▶ _TASK_
Write out the whole listing again, exactly.

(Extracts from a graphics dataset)
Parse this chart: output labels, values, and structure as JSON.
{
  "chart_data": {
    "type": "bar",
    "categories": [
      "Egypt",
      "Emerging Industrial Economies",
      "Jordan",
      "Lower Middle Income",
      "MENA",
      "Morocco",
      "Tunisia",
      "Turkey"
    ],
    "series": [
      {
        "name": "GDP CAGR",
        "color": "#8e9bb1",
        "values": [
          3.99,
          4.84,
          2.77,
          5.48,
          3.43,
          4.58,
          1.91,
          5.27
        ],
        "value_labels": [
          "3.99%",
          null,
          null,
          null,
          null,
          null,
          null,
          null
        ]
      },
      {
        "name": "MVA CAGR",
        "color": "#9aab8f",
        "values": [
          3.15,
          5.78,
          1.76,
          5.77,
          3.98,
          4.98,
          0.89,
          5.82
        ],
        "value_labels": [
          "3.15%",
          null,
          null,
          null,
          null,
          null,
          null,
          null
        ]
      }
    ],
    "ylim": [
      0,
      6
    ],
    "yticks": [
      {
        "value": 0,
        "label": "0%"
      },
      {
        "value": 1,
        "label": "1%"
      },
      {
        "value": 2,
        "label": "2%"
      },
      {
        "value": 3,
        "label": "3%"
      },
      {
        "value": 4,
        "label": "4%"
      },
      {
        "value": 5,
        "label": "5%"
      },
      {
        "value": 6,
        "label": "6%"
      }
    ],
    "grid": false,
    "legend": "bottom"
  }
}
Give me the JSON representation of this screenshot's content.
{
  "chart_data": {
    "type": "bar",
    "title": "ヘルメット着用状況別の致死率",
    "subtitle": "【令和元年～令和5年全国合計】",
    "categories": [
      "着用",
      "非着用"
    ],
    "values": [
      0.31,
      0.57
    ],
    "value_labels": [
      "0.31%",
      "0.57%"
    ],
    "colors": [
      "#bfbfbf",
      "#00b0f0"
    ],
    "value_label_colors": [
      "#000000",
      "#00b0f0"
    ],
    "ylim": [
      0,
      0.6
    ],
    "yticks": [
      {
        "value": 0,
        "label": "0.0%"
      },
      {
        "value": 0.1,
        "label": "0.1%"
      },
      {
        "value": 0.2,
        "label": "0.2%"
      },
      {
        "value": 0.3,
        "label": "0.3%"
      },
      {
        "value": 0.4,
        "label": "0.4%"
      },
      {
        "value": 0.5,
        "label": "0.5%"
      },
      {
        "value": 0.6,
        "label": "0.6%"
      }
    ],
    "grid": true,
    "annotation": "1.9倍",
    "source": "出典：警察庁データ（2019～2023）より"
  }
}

▶ _OUTPUT FOR THIS EXERCISE_
Parse this chart: output labels, values, and structure as JSON.
{
  "chart_data": {
    "type": "bar",
    "categories": [
      "Egypt",
      "Emerging Industrial Economies",
      "Jordan",
      "Lower Middle Income",
      "MENA",
      "Morocco",
      "Tunisia",
      "Turkey"
    ],
    "series": [
      {
        "name": "GDP CAGR",
        "color": "#8e9bb1",
        "values": [
          3.99,
          4.84,
          2.77,
          5.48,
          3.43,
          4.58,
          1.91,
          5.27
        ],
        "value_labels": [
          "3.99%",
          null,
          null,
          null,
          null,
          null,
          null,
          null
        ]
      },
      {
        "name": "MVA CAGR",
        "color": "#9aab8f",
        "values": [
          3.15,
          5.78,
          1.76,
          5.77,
          3.98,
          4.98,
          0.89,
          5.82
        ],
        "value_labels": [
          "3.15%",
          null,
          null,
          null,
          null,
          null,
          null,
          null
        ]
      }
    ],
    "ylim": [
      0,
      6
    ],
    "yticks": [
      {
        "value": 0,
        "label": "0%"
      },
      {
        "value": 1,
        "label": "1%"
      },
      {
        "value": 2,
        "label": "2%"
      },
      {
        "value": 3,
        "label": "3%"
      },
      {
        "value": 4,
        "label": "4%"
      },
      {
        "value": 5,
        "label": "5%"
      },
      {
        "value": 6,
        "label": "6%"
      }
    ],
    "grid": false,
    "legend": "bottom"
  }
}
Give me the JSON representation of this screenshot's content.
{
  "chart_data": {
    "type": "bar",
    "title": "ヘルメット着用状況別の致死率",
    "subtitle": "【令和元年～令和5年全国合計】",
    "categories": [
      "着用",
      "非着用"
    ],
    "values": [
      0.31,
      0.57
    ],
    "value_labels": [
      "0.31%",
      "0.57%"
    ],
    "colors": [
      "#bfbfbf",
      "#00b0f0"
    ],
    "value_label_colors": [
      "#000000",
      "#00b0f0"
    ],
    "ylim": [
      0,
      0.6
    ],
    "yticks": [
      {
        "value": 0,
        "label": "0.0%"
      },
      {
        "value": 0.1,
        "label": "0.1%"
      },
      {
        "value": 0.2,
        "label": "0.2%"
      },
      {
        "value": 0.3,
        "label": "0.3%"
      },
      {
        "value": 0.4,
        "label": "0.4%"
      },
      {
        "value": 0.5,
        "label": "0.5%"
      },
      {
        "value": 0.6,
        "label": "0.6%"
      }
    ],
    "grid": true,
    "annotation": "1.9倍",
    "source": "出典：警察庁データ（2019～2023）より"
  }
}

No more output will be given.